[EXERCISE PROMPT] Set down the data below in full, exactly as it reads, but without the pictures.

[DATA LISTING]
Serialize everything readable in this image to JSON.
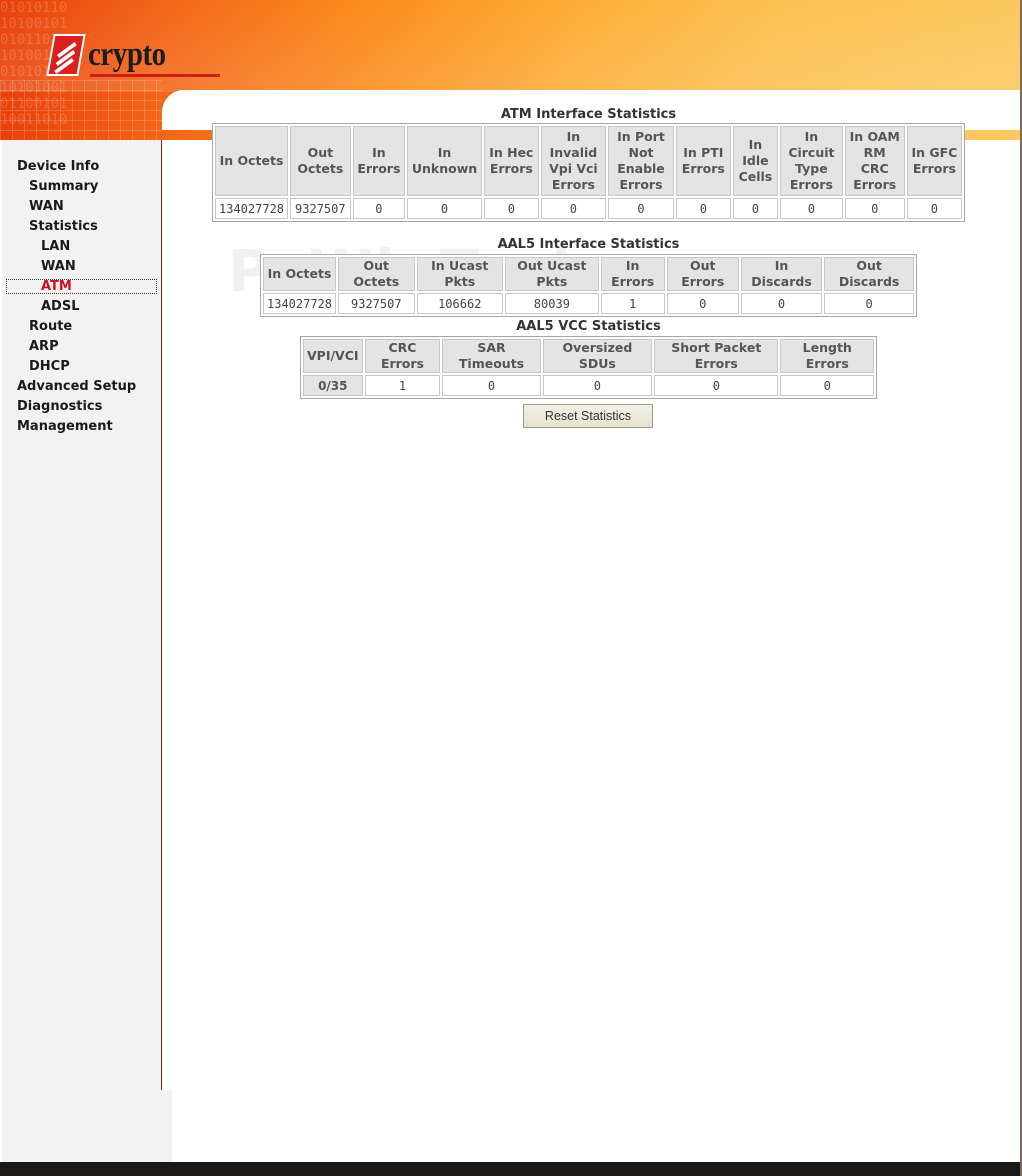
{
  "brand": {
    "logo_text": "crypto"
  },
  "sidebar": {
    "items": [
      {
        "label": "Device Info",
        "level": 0
      },
      {
        "label": "Summary",
        "level": 1
      },
      {
        "label": "WAN",
        "level": 1
      },
      {
        "label": "Statistics",
        "level": 1
      },
      {
        "label": "LAN",
        "level": 2
      },
      {
        "label": "WAN",
        "level": 2
      },
      {
        "label": "ATM",
        "level": 2,
        "active": true
      },
      {
        "label": "ADSL",
        "level": 2
      },
      {
        "label": "Route",
        "level": 1
      },
      {
        "label": "ARP",
        "level": 1
      },
      {
        "label": "DHCP",
        "level": 1
      },
      {
        "label": "Advanced Setup",
        "level": 0
      },
      {
        "label": "Diagnostics",
        "level": 0
      },
      {
        "label": "Management",
        "level": 0
      }
    ]
  },
  "atm_interface": {
    "title": "ATM Interface Statistics",
    "headers": [
      "In Octets",
      "Out Octets",
      "In Errors",
      "In Unknown",
      "In Hec Errors",
      "In Invalid Vpi Vci Errors",
      "In Port Not Enable Errors",
      "In PTI Errors",
      "In Idle Cells",
      "In Circuit Type Errors",
      "In OAM RM CRC Errors",
      "In GFC Errors"
    ],
    "values": [
      "134027728",
      "9327507",
      "0",
      "0",
      "0",
      "0",
      "0",
      "0",
      "0",
      "0",
      "0",
      "0"
    ]
  },
  "aal5_interface": {
    "title": "AAL5 Interface Statistics",
    "headers": [
      "In Octets",
      "Out Octets",
      "In Ucast Pkts",
      "Out Ucast Pkts",
      "In Errors",
      "Out Errors",
      "In Discards",
      "Out Discards"
    ],
    "values": [
      "134027728",
      "9327507",
      "106662",
      "80039",
      "1",
      "0",
      "0",
      "0"
    ]
  },
  "aal5_vcc": {
    "title": "AAL5 VCC Statistics",
    "headers": [
      "VPI/VCI",
      "CRC Errors",
      "SAR Timeouts",
      "Oversized SDUs",
      "Short Packet Errors",
      "Length Errors"
    ],
    "row_label": "0/35",
    "values": [
      "1",
      "0",
      "0",
      "0",
      "0"
    ]
  },
  "reset_button": {
    "label": "Reset Statistics"
  },
  "watermark": {
    "text": "PcWinTech.com"
  }
}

[RESPONSE TO THE EXERCISE]
Serialize everything readable in this image to JSON.
{
  "brand": {
    "logo_text": "crypto"
  },
  "sidebar": {
    "items": [
      {
        "label": "Device Info",
        "level": 0
      },
      {
        "label": "Summary",
        "level": 1
      },
      {
        "label": "WAN",
        "level": 1
      },
      {
        "label": "Statistics",
        "level": 1
      },
      {
        "label": "LAN",
        "level": 2
      },
      {
        "label": "WAN",
        "level": 2
      },
      {
        "label": "ATM",
        "level": 2,
        "active": true
      },
      {
        "label": "ADSL",
        "level": 2
      },
      {
        "label": "Route",
        "level": 1
      },
      {
        "label": "ARP",
        "level": 1
      },
      {
        "label": "DHCP",
        "level": 1
      },
      {
        "label": "Advanced Setup",
        "level": 0
      },
      {
        "label": "Diagnostics",
        "level": 0
      },
      {
        "label": "Management",
        "level": 0
      }
    ]
  },
  "atm_interface": {
    "title": "ATM Interface Statistics",
    "headers": [
      "In Octets",
      "Out Octets",
      "In Errors",
      "In Unknown",
      "In Hec Errors",
      "In Invalid Vpi Vci Errors",
      "In Port Not Enable Errors",
      "In PTI Errors",
      "In Idle Cells",
      "In Circuit Type Errors",
      "In OAM RM CRC Errors",
      "In GFC Errors"
    ],
    "values": [
      "134027728",
      "9327507",
      "0",
      "0",
      "0",
      "0",
      "0",
      "0",
      "0",
      "0",
      "0",
      "0"
    ]
  },
  "aal5_interface": {
    "title": "AAL5 Interface Statistics",
    "headers": [
      "In Octets",
      "Out Octets",
      "In Ucast Pkts",
      "Out Ucast Pkts",
      "In Errors",
      "Out Errors",
      "In Discards",
      "Out Discards"
    ],
    "values": [
      "134027728",
      "9327507",
      "106662",
      "80039",
      "1",
      "0",
      "0",
      "0"
    ]
  },
  "aal5_vcc": {
    "title": "AAL5 VCC Statistics",
    "headers": [
      "VPI/VCI",
      "CRC Errors",
      "SAR Timeouts",
      "Oversized SDUs",
      "Short Packet Errors",
      "Length Errors"
    ],
    "row_label": "0/35",
    "values": [
      "1",
      "0",
      "0",
      "0",
      "0"
    ]
  },
  "reset_button": {
    "label": "Reset Statistics"
  },
  "watermark": {
    "text": "PcWinTech.com"
  }
}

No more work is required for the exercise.